*EXERCISE AIM*.
Look through the records below, and copy out every line that holds the string "System".

### RECORDS SHOWN

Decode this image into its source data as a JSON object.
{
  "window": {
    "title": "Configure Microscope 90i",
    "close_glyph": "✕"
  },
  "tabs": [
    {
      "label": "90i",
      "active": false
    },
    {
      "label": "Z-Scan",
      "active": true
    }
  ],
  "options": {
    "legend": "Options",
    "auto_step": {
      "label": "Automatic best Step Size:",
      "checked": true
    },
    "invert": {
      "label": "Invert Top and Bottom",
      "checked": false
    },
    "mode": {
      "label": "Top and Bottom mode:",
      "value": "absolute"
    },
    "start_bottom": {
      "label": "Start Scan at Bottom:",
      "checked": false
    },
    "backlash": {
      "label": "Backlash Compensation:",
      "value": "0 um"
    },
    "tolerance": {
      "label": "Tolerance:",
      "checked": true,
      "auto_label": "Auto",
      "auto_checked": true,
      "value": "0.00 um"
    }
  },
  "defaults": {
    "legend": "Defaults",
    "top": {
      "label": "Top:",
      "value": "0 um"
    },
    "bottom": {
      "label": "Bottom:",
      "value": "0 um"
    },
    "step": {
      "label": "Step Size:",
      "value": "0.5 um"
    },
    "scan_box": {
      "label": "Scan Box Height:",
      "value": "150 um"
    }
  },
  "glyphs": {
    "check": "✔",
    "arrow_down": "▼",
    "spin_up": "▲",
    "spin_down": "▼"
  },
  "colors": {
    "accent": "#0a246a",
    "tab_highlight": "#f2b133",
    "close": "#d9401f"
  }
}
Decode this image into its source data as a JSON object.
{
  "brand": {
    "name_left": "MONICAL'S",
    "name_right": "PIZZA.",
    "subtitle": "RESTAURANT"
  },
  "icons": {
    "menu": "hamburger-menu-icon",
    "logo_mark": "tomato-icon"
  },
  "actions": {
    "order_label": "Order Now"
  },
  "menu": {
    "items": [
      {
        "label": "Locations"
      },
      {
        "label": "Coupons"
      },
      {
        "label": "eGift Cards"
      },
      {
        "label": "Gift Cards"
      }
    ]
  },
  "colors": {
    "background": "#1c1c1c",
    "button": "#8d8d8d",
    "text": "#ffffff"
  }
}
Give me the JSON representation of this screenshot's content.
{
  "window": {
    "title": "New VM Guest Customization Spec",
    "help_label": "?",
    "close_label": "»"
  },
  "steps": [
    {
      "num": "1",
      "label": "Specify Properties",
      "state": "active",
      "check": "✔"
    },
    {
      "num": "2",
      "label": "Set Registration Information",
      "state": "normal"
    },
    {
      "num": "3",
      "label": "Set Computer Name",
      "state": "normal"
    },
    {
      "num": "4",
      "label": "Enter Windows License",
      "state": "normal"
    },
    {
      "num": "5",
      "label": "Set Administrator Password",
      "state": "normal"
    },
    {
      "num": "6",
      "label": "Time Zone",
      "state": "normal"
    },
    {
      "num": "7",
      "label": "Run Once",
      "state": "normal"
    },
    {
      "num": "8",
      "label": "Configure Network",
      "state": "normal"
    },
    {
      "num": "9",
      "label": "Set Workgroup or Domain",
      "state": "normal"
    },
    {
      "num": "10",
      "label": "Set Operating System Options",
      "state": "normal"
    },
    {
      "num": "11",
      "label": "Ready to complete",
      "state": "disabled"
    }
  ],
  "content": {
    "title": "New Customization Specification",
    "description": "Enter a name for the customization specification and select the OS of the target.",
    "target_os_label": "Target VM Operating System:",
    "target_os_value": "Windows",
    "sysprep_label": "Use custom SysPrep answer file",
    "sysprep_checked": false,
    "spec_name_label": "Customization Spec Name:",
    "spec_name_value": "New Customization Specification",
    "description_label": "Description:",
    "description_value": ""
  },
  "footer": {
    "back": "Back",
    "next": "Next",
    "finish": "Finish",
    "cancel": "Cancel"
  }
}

######
### RECORDS SHOWN

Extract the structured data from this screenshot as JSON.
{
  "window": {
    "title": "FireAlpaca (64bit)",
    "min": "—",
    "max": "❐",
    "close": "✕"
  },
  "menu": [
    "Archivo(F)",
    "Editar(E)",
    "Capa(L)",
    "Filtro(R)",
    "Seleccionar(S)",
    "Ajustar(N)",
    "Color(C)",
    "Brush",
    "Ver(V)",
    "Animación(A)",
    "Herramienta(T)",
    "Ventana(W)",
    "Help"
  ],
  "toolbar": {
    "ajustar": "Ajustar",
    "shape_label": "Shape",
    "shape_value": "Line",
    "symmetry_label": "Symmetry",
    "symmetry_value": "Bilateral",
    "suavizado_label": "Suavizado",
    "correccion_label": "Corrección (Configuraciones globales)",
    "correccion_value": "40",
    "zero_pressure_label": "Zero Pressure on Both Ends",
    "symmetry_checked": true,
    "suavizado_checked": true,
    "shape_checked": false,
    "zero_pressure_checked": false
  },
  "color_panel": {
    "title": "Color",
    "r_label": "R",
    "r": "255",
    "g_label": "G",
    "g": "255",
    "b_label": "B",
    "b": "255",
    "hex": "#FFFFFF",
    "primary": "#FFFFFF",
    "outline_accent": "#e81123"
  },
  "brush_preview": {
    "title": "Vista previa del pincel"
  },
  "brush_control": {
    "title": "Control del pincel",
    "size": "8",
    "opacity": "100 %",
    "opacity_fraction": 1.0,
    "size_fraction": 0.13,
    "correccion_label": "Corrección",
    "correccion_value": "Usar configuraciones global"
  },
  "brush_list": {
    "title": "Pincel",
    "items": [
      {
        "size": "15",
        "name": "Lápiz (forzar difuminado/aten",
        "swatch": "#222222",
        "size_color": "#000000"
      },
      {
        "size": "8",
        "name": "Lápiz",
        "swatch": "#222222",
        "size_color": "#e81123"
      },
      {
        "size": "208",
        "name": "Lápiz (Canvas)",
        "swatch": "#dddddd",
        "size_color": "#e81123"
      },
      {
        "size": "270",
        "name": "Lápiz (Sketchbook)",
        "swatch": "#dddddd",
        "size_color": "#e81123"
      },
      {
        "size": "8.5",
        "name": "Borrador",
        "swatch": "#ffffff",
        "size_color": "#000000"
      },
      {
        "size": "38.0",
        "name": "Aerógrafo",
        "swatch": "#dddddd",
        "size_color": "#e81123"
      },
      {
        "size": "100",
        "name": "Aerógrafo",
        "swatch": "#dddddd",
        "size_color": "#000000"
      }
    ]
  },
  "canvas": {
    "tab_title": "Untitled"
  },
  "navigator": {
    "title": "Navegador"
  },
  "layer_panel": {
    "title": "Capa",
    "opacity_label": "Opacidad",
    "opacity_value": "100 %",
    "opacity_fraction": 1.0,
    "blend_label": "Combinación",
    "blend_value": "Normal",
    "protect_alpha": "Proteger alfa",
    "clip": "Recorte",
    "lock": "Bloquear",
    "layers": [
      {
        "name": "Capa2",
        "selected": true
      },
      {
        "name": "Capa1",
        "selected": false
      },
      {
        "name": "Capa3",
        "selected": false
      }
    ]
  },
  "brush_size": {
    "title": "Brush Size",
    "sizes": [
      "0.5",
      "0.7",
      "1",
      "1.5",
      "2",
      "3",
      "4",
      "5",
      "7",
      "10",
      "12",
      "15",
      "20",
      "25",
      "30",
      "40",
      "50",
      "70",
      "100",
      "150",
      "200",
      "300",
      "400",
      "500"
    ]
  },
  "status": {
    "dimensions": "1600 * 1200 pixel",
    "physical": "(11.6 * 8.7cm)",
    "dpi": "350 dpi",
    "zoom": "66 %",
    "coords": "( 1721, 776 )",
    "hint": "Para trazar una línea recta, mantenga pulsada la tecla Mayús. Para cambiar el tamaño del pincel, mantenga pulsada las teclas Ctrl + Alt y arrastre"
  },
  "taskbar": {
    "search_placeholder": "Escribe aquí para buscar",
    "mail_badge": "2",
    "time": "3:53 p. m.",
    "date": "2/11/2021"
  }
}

######

*REPLY*.
      "label": "Set Operating System Options",
    "target_os_label": "Target VM Operating System:",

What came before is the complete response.